[Given entries]

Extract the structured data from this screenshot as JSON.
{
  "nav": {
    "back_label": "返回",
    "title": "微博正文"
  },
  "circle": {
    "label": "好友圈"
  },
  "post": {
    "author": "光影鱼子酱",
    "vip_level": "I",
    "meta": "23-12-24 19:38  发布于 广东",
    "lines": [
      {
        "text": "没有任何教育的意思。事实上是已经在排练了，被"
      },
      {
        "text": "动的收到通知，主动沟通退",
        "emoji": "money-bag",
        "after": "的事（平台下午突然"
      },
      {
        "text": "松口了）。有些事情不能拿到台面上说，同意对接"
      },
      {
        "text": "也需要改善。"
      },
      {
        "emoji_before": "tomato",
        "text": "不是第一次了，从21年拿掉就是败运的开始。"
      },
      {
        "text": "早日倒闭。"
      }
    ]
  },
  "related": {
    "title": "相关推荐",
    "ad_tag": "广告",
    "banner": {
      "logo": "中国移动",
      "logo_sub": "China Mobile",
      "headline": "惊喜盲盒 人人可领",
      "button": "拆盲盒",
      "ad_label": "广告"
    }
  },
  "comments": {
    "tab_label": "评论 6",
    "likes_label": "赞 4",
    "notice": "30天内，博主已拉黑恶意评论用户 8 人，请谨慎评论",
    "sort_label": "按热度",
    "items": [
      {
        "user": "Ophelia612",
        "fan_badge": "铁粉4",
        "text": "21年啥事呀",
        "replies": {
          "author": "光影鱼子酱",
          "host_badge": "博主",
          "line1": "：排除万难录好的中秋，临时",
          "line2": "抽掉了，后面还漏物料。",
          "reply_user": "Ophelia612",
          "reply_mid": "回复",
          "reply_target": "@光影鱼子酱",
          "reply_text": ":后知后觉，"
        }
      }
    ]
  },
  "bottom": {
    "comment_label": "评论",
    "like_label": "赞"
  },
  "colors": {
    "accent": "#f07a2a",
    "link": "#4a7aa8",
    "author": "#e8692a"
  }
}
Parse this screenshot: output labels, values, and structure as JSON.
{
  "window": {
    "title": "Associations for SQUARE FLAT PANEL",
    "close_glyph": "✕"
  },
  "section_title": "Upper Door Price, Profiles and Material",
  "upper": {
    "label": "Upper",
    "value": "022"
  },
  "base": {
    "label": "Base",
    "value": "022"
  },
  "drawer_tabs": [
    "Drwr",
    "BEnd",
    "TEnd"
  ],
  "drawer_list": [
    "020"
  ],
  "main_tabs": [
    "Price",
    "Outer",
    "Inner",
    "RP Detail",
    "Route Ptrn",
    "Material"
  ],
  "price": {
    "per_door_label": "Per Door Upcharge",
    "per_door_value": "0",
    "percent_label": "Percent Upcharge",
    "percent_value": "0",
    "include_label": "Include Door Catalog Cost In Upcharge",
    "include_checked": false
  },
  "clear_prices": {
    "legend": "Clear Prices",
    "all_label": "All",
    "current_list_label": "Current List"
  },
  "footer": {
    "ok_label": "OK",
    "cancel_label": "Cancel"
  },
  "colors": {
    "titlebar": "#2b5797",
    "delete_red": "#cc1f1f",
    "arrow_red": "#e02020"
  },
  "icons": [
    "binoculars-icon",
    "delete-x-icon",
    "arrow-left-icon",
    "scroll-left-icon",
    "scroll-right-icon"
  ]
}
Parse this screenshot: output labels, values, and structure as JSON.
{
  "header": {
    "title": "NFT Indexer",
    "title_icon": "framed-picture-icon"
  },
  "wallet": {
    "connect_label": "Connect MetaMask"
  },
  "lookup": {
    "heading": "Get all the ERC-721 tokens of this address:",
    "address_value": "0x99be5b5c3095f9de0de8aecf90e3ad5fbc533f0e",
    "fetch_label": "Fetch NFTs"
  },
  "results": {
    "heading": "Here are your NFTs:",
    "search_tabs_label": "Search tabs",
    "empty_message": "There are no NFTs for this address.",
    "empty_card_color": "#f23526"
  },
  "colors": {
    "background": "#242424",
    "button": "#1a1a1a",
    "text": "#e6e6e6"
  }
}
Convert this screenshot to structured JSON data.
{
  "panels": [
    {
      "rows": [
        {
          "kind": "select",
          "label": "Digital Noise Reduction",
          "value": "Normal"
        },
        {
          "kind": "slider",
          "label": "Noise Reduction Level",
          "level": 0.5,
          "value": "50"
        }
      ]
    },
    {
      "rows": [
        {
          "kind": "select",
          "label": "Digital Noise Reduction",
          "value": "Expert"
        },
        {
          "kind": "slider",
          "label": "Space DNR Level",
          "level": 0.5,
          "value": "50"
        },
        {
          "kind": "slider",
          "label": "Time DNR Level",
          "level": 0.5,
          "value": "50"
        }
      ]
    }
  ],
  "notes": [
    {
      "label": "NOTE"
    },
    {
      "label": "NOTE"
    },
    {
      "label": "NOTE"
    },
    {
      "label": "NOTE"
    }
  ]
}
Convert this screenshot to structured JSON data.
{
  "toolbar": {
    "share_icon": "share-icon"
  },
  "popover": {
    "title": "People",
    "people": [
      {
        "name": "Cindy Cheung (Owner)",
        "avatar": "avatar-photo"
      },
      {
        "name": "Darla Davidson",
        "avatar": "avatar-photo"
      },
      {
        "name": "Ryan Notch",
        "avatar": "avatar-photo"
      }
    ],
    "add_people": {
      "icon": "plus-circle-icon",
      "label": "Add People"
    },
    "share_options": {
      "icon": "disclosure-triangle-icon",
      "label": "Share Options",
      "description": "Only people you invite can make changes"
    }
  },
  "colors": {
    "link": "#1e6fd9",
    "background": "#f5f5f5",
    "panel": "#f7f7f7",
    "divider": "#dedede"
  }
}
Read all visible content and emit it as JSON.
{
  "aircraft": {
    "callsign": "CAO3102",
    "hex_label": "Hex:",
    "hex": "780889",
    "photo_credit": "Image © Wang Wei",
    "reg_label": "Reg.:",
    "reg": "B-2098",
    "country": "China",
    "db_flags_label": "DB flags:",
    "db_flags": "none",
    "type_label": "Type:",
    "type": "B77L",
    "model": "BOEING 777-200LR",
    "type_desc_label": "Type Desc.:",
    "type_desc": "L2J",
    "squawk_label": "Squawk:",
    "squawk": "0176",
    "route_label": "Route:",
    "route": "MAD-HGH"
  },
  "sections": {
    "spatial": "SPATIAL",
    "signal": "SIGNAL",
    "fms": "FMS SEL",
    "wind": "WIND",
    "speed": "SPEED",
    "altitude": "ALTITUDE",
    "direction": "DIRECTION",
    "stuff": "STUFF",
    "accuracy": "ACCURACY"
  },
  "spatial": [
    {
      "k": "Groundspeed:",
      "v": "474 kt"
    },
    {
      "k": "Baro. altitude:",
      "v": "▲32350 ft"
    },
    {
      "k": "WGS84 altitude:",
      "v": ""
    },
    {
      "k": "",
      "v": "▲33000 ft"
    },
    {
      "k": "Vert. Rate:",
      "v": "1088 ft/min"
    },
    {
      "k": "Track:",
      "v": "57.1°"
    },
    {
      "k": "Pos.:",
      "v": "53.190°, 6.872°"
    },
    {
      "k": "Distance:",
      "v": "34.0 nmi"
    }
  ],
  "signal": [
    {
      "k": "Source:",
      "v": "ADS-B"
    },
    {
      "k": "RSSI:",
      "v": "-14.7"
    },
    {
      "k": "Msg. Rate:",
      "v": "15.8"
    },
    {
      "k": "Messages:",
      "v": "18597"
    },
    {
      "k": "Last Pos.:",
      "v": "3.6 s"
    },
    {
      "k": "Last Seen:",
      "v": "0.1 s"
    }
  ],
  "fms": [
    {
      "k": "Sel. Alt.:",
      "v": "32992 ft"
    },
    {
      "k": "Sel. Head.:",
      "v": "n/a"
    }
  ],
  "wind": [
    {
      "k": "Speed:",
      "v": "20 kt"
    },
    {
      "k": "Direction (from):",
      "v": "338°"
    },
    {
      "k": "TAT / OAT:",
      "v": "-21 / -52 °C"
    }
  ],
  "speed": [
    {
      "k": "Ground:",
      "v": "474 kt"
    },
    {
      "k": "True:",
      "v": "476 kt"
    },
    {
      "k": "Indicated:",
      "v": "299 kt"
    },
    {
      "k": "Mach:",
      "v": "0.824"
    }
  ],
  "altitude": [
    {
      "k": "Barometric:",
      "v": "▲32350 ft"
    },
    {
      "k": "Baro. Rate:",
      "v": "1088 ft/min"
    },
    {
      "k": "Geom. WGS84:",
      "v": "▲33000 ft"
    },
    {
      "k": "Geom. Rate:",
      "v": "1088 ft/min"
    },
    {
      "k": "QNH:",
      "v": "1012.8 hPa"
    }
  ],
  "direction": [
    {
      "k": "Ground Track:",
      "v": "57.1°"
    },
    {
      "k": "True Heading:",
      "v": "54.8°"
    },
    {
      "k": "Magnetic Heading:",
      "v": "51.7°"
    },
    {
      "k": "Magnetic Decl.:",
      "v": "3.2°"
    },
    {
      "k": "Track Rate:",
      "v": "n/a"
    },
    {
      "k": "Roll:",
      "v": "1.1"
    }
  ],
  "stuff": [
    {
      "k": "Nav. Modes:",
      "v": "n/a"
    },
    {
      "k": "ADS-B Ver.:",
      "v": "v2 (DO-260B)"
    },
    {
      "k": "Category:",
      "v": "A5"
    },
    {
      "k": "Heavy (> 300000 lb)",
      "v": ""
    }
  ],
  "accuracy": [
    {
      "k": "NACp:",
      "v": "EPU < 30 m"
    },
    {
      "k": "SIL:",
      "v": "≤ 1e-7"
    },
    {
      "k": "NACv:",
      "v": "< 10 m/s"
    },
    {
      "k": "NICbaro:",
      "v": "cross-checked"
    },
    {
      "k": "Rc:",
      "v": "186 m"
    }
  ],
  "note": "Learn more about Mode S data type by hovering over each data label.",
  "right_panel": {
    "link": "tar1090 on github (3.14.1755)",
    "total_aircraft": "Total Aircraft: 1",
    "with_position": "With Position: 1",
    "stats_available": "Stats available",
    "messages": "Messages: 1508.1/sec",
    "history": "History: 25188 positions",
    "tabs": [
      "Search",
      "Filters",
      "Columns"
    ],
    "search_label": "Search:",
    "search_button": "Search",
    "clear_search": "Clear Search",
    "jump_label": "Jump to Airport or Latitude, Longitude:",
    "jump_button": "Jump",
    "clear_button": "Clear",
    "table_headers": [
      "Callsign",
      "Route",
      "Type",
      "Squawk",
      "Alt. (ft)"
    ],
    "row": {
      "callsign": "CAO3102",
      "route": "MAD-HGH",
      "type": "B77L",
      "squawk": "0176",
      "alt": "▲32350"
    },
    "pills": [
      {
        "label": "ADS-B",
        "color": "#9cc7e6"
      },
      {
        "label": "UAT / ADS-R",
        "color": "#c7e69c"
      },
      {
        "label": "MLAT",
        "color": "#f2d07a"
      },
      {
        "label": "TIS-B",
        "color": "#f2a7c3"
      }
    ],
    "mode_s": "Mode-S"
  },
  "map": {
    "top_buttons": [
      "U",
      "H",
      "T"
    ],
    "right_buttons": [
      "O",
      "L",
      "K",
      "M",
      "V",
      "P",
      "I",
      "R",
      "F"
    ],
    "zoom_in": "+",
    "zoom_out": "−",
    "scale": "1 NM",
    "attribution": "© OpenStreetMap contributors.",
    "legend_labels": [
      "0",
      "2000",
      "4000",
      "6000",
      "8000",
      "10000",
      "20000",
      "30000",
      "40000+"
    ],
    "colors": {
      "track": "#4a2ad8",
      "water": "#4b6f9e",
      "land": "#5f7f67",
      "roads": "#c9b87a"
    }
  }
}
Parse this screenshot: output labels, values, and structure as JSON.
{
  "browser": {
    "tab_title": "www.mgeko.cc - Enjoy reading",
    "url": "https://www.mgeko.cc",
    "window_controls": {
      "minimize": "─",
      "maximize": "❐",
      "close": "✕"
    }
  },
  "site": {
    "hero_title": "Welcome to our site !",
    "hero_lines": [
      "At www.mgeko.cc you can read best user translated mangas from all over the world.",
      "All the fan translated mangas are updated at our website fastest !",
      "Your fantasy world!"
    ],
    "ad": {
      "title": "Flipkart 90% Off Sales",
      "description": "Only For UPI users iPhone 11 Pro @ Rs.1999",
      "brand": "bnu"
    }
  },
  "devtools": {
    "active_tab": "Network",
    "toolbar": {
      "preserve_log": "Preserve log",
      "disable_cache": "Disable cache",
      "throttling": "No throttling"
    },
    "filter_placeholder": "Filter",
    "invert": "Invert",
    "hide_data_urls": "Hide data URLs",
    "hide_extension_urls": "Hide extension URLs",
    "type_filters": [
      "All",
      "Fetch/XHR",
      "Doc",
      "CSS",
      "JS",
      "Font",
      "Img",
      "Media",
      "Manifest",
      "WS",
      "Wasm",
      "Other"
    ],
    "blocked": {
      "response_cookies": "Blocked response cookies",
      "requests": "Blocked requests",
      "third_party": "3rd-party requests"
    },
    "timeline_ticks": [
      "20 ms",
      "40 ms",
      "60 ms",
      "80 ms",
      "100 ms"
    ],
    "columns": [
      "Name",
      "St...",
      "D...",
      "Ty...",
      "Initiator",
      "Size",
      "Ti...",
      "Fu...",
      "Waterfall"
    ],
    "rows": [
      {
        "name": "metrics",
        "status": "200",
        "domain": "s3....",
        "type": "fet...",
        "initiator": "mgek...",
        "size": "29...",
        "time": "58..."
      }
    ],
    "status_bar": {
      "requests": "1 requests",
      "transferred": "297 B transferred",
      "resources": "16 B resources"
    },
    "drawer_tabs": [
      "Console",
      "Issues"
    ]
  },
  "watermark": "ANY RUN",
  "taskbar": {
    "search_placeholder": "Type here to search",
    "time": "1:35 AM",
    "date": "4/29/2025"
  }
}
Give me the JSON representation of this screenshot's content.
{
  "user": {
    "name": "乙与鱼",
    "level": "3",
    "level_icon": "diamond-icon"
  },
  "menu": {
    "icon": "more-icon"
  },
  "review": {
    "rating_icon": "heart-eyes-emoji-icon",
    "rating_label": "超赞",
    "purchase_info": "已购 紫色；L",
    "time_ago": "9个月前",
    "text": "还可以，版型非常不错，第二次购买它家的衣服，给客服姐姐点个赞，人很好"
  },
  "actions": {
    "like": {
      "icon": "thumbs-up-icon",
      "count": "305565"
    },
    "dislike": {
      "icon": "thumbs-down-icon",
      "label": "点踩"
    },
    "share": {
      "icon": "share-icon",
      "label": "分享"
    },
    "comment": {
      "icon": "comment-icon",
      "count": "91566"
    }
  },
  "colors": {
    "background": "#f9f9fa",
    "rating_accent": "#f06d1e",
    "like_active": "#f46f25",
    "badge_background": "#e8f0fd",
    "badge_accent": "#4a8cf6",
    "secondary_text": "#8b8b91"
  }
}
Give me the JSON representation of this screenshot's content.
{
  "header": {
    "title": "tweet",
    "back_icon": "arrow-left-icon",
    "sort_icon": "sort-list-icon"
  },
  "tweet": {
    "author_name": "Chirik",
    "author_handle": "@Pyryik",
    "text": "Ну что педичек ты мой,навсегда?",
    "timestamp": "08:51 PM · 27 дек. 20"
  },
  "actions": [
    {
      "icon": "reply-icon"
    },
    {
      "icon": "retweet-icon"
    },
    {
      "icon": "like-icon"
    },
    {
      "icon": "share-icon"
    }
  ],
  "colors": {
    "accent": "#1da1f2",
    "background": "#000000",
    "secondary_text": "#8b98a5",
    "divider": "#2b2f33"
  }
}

[Direction] Check each line above for the string "光影鱼子酱" and show the ones that have it.

[Full output]
    "author": "光影鱼子酱",
          "author": "光影鱼子酱",
          "reply_target": "@光影鱼子酱",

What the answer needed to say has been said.